>> begin Supplied material
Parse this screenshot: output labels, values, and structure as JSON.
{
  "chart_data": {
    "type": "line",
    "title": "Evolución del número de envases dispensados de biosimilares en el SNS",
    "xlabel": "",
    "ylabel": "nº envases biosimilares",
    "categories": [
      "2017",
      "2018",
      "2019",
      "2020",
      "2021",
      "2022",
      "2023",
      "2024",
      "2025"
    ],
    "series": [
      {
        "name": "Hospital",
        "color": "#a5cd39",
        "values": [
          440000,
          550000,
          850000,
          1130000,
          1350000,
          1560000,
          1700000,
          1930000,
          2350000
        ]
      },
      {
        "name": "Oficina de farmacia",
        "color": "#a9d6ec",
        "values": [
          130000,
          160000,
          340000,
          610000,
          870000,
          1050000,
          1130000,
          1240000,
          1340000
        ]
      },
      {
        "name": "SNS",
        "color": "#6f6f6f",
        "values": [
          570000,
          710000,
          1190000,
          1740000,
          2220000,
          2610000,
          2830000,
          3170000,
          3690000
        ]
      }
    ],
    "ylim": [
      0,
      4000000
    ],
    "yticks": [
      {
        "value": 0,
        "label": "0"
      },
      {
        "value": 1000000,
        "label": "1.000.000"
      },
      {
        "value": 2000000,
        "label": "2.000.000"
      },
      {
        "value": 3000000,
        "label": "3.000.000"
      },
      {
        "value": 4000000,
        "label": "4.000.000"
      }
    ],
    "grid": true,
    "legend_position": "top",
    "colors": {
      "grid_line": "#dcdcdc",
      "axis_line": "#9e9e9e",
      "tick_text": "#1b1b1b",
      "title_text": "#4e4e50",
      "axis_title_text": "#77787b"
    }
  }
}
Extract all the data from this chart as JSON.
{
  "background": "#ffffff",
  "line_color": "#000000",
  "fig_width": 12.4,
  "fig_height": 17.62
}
>> end Supplied material
Give the records above again, word for word.

> **Task response**
Parse this screenshot: output labels, values, and structure as JSON.
{
  "chart_data": {
    "type": "line",
    "title": "Evolución del número de envases dispensados de biosimilares en el SNS",
    "xlabel": "",
    "ylabel": "nº envases biosimilares",
    "categories": [
      "2017",
      "2018",
      "2019",
      "2020",
      "2021",
      "2022",
      "2023",
      "2024",
      "2025"
    ],
    "series": [
      {
        "name": "Hospital",
        "color": "#a5cd39",
        "values": [
          440000,
          550000,
          850000,
          1130000,
          1350000,
          1560000,
          1700000,
          1930000,
          2350000
        ]
      },
      {
        "name": "Oficina de farmacia",
        "color": "#a9d6ec",
        "values": [
          130000,
          160000,
          340000,
          610000,
          870000,
          1050000,
          1130000,
          1240000,
          1340000
        ]
      },
      {
        "name": "SNS",
        "color": "#6f6f6f",
        "values": [
          570000,
          710000,
          1190000,
          1740000,
          2220000,
          2610000,
          2830000,
          3170000,
          3690000
        ]
      }
    ],
    "ylim": [
      0,
      4000000
    ],
    "yticks": [
      {
        "value": 0,
        "label": "0"
      },
      {
        "value": 1000000,
        "label": "1.000.000"
      },
      {
        "value": 2000000,
        "label": "2.000.000"
      },
      {
        "value": 3000000,
        "label": "3.000.000"
      },
      {
        "value": 4000000,
        "label": "4.000.000"
      }
    ],
    "grid": true,
    "legend_position": "top",
    "colors": {
      "grid_line": "#dcdcdc",
      "axis_line": "#9e9e9e",
      "tick_text": "#1b1b1b",
      "title_text": "#4e4e50",
      "axis_title_text": "#77787b"
    }
  }
}
Extract all the data from this chart as JSON.
{
  "background": "#ffffff",
  "line_color": "#000000",
  "fig_width": 12.4,
  "fig_height": 17.62
}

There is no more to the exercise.